EXERCISE DESCRIPTION
Where a line in the listing below contains the word "RAILING", copy that line.

Raw records
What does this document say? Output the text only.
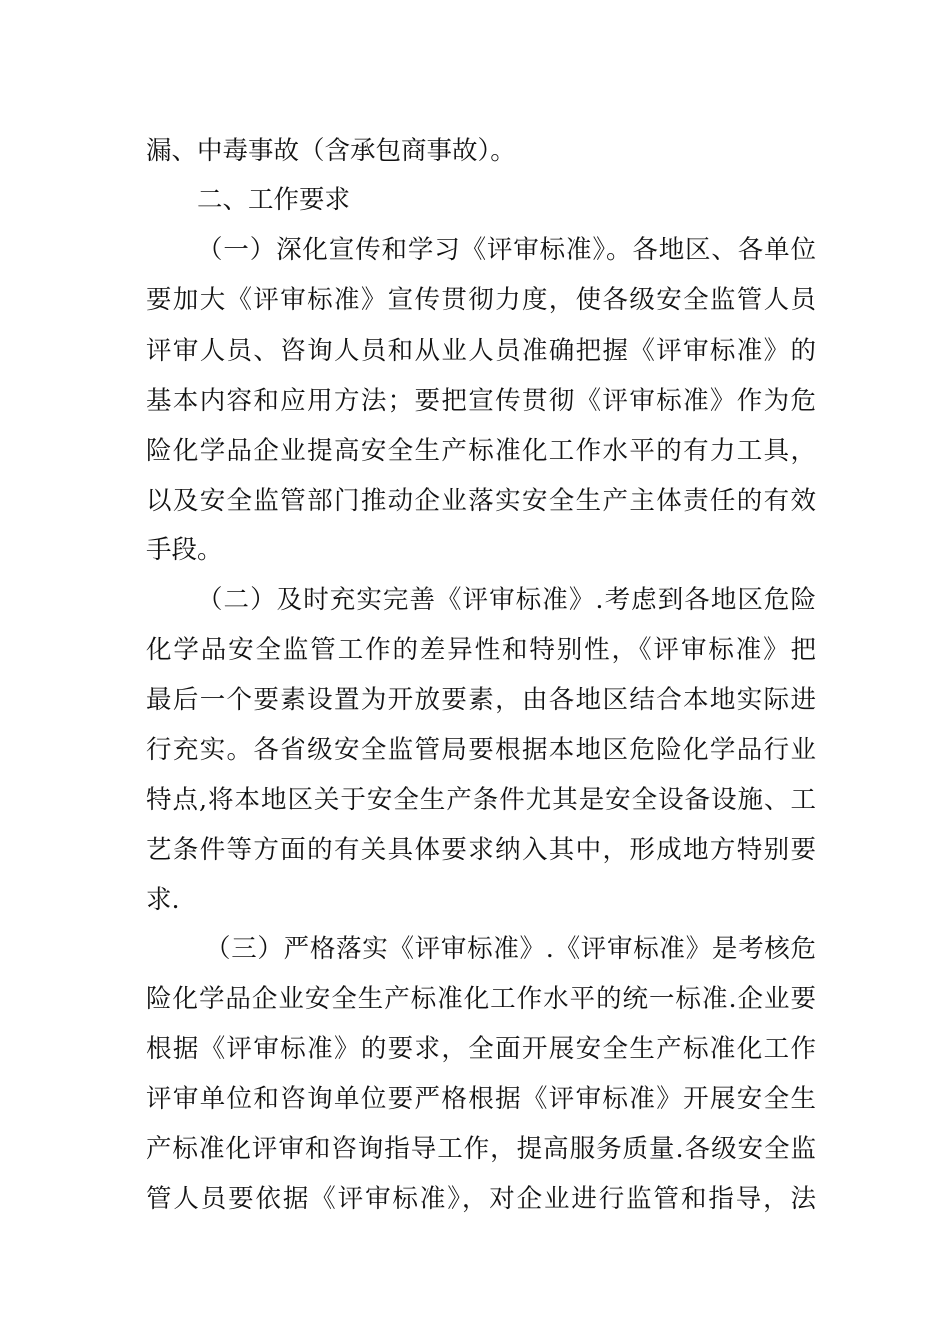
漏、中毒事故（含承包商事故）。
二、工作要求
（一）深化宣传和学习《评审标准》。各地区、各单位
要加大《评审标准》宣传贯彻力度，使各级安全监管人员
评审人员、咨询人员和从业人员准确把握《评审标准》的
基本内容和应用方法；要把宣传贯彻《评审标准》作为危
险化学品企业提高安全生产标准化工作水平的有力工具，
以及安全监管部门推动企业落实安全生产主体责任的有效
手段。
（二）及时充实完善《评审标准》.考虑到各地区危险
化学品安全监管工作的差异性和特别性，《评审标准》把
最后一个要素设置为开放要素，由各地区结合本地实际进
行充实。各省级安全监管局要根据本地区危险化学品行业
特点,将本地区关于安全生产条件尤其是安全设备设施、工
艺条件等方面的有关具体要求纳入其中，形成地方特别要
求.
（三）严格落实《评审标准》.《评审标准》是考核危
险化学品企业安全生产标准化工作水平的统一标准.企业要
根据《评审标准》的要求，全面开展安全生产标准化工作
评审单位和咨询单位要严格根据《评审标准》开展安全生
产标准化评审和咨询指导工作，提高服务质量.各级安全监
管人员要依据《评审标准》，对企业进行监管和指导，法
* * *
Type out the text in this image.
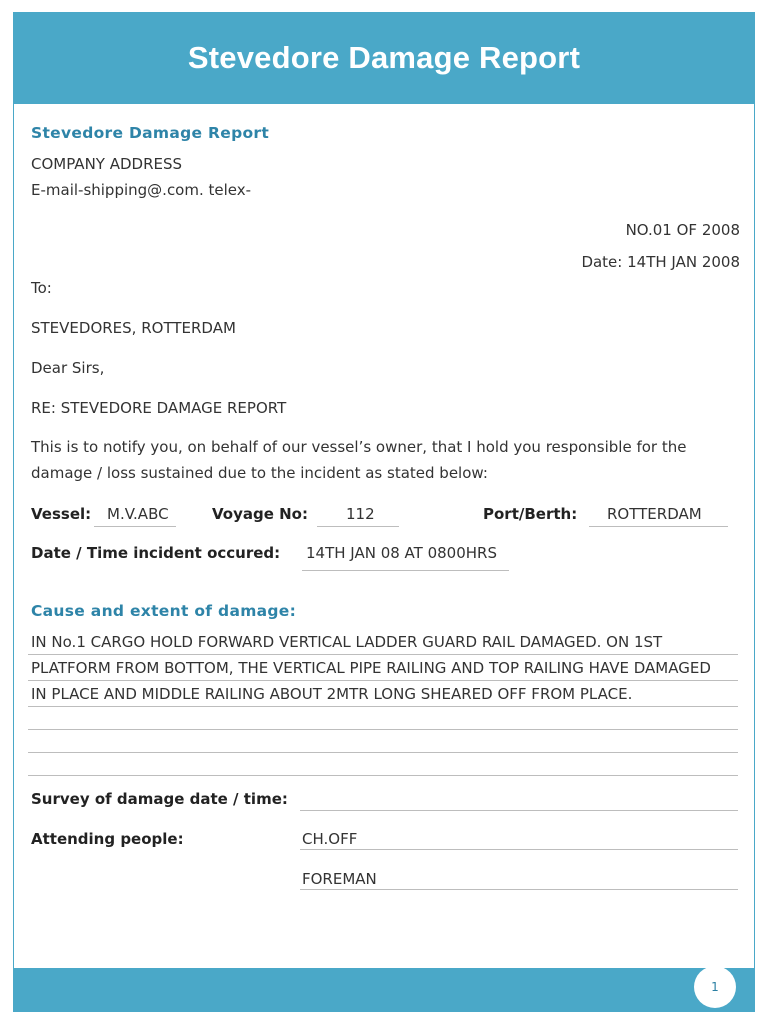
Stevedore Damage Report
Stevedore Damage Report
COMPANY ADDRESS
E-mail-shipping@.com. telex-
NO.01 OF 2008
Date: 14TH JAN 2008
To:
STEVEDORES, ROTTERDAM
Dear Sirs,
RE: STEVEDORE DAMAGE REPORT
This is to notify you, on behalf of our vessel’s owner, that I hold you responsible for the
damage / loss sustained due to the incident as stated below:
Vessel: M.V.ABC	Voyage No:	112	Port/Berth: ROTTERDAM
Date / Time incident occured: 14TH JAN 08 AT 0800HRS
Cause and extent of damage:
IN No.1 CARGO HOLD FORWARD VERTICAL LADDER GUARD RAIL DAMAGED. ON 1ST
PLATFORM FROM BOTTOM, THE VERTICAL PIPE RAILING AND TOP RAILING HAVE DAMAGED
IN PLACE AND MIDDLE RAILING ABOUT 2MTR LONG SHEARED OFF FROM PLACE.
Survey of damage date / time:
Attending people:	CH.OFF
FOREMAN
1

SOLUTION TO THIS TASK
PLATFORM FROM BOTTOM, THE VERTICAL PIPE RAILING AND TOP RAILING HAVE DAMAGED
IN PLACE AND MIDDLE RAILING ABOUT 2MTR LONG SHEARED OFF FROM PLACE.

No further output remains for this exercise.